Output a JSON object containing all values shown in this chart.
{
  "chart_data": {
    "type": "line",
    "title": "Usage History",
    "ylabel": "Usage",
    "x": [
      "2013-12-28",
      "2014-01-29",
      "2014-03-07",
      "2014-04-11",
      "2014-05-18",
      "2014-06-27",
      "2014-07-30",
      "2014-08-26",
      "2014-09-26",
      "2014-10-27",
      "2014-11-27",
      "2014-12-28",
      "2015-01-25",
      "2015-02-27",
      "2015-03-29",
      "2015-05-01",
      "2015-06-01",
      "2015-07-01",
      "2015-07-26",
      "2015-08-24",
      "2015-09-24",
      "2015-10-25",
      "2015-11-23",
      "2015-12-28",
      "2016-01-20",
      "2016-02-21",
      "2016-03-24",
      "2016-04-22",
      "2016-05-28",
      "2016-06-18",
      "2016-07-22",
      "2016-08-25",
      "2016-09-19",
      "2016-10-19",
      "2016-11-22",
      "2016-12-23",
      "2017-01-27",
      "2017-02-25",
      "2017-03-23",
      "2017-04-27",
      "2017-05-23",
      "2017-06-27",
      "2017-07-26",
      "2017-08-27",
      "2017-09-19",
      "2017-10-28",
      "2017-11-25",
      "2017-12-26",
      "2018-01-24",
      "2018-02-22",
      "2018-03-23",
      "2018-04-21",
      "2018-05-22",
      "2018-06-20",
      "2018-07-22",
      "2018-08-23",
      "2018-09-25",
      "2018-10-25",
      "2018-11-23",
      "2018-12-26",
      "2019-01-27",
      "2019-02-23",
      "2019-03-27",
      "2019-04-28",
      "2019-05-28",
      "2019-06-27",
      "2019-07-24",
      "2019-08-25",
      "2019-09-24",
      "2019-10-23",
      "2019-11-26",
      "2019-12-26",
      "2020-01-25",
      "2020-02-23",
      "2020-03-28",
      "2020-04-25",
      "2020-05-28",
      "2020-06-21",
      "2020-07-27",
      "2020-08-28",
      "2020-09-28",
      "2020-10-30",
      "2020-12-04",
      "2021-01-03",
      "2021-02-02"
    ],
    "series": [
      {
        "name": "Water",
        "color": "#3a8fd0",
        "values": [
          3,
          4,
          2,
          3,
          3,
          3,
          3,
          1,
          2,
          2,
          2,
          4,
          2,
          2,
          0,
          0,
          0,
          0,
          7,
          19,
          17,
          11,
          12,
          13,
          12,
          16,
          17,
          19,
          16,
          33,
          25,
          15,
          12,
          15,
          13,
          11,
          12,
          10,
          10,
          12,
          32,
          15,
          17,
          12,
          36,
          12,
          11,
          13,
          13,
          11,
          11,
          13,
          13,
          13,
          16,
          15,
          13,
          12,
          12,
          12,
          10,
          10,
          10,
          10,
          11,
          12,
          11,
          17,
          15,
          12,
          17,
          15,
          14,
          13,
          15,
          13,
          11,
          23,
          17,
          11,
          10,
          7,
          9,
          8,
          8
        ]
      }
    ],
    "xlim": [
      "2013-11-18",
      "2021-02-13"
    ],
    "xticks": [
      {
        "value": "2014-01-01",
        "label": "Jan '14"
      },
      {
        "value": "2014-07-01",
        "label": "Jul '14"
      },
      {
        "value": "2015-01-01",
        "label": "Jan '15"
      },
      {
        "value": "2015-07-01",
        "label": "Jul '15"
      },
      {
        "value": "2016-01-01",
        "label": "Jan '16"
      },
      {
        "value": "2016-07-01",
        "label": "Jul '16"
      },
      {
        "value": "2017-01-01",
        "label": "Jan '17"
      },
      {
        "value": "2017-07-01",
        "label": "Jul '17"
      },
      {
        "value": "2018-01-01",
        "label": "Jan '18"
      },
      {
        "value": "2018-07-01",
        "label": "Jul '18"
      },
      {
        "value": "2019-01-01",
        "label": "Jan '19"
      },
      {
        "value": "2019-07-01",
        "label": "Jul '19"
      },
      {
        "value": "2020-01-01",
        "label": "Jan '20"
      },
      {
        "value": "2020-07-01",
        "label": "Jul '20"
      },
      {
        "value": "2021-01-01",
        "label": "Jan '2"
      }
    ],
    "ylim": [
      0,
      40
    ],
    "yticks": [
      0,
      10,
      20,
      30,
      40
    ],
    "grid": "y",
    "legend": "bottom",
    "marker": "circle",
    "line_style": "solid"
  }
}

**Task:**
Your task is to transcribe the listing above in full, exactly as given.

**Answer below:**
Output a JSON object containing all values shown in this chart.
{
  "chart_data": {
    "type": "line",
    "title": "Usage History",
    "ylabel": "Usage",
    "x": [
      "2013-12-28",
      "2014-01-29",
      "2014-03-07",
      "2014-04-11",
      "2014-05-18",
      "2014-06-27",
      "2014-07-30",
      "2014-08-26",
      "2014-09-26",
      "2014-10-27",
      "2014-11-27",
      "2014-12-28",
      "2015-01-25",
      "2015-02-27",
      "2015-03-29",
      "2015-05-01",
      "2015-06-01",
      "2015-07-01",
      "2015-07-26",
      "2015-08-24",
      "2015-09-24",
      "2015-10-25",
      "2015-11-23",
      "2015-12-28",
      "2016-01-20",
      "2016-02-21",
      "2016-03-24",
      "2016-04-22",
      "2016-05-28",
      "2016-06-18",
      "2016-07-22",
      "2016-08-25",
      "2016-09-19",
      "2016-10-19",
      "2016-11-22",
      "2016-12-23",
      "2017-01-27",
      "2017-02-25",
      "2017-03-23",
      "2017-04-27",
      "2017-05-23",
      "2017-06-27",
      "2017-07-26",
      "2017-08-27",
      "2017-09-19",
      "2017-10-28",
      "2017-11-25",
      "2017-12-26",
      "2018-01-24",
      "2018-02-22",
      "2018-03-23",
      "2018-04-21",
      "2018-05-22",
      "2018-06-20",
      "2018-07-22",
      "2018-08-23",
      "2018-09-25",
      "2018-10-25",
      "2018-11-23",
      "2018-12-26",
      "2019-01-27",
      "2019-02-23",
      "2019-03-27",
      "2019-04-28",
      "2019-05-28",
      "2019-06-27",
      "2019-07-24",
      "2019-08-25",
      "2019-09-24",
      "2019-10-23",
      "2019-11-26",
      "2019-12-26",
      "2020-01-25",
      "2020-02-23",
      "2020-03-28",
      "2020-04-25",
      "2020-05-28",
      "2020-06-21",
      "2020-07-27",
      "2020-08-28",
      "2020-09-28",
      "2020-10-30",
      "2020-12-04",
      "2021-01-03",
      "2021-02-02"
    ],
    "series": [
      {
        "name": "Water",
        "color": "#3a8fd0",
        "values": [
          3,
          4,
          2,
          3,
          3,
          3,
          3,
          1,
          2,
          2,
          2,
          4,
          2,
          2,
          0,
          0,
          0,
          0,
          7,
          19,
          17,
          11,
          12,
          13,
          12,
          16,
          17,
          19,
          16,
          33,
          25,
          15,
          12,
          15,
          13,
          11,
          12,
          10,
          10,
          12,
          32,
          15,
          17,
          12,
          36,
          12,
          11,
          13,
          13,
          11,
          11,
          13,
          13,
          13,
          16,
          15,
          13,
          12,
          12,
          12,
          10,
          10,
          10,
          10,
          11,
          12,
          11,
          17,
          15,
          12,
          17,
          15,
          14,
          13,
          15,
          13,
          11,
          23,
          17,
          11,
          10,
          7,
          9,
          8,
          8
        ]
      }
    ],
    "xlim": [
      "2013-11-18",
      "2021-02-13"
    ],
    "xticks": [
      {
        "value": "2014-01-01",
        "label": "Jan '14"
      },
      {
        "value": "2014-07-01",
        "label": "Jul '14"
      },
      {
        "value": "2015-01-01",
        "label": "Jan '15"
      },
      {
        "value": "2015-07-01",
        "label": "Jul '15"
      },
      {
        "value": "2016-01-01",
        "label": "Jan '16"
      },
      {
        "value": "2016-07-01",
        "label": "Jul '16"
      },
      {
        "value": "2017-01-01",
        "label": "Jan '17"
      },
      {
        "value": "2017-07-01",
        "label": "Jul '17"
      },
      {
        "value": "2018-01-01",
        "label": "Jan '18"
      },
      {
        "value": "2018-07-01",
        "label": "Jul '18"
      },
      {
        "value": "2019-01-01",
        "label": "Jan '19"
      },
      {
        "value": "2019-07-01",
        "label": "Jul '19"
      },
      {
        "value": "2020-01-01",
        "label": "Jan '20"
      },
      {
        "value": "2020-07-01",
        "label": "Jul '20"
      },
      {
        "value": "2021-01-01",
        "label": "Jan '2"
      }
    ],
    "ylim": [
      0,
      40
    ],
    "yticks": [
      0,
      10,
      20,
      30,
      40
    ],
    "grid": "y",
    "legend": "bottom",
    "marker": "circle",
    "line_style": "solid"
  }
}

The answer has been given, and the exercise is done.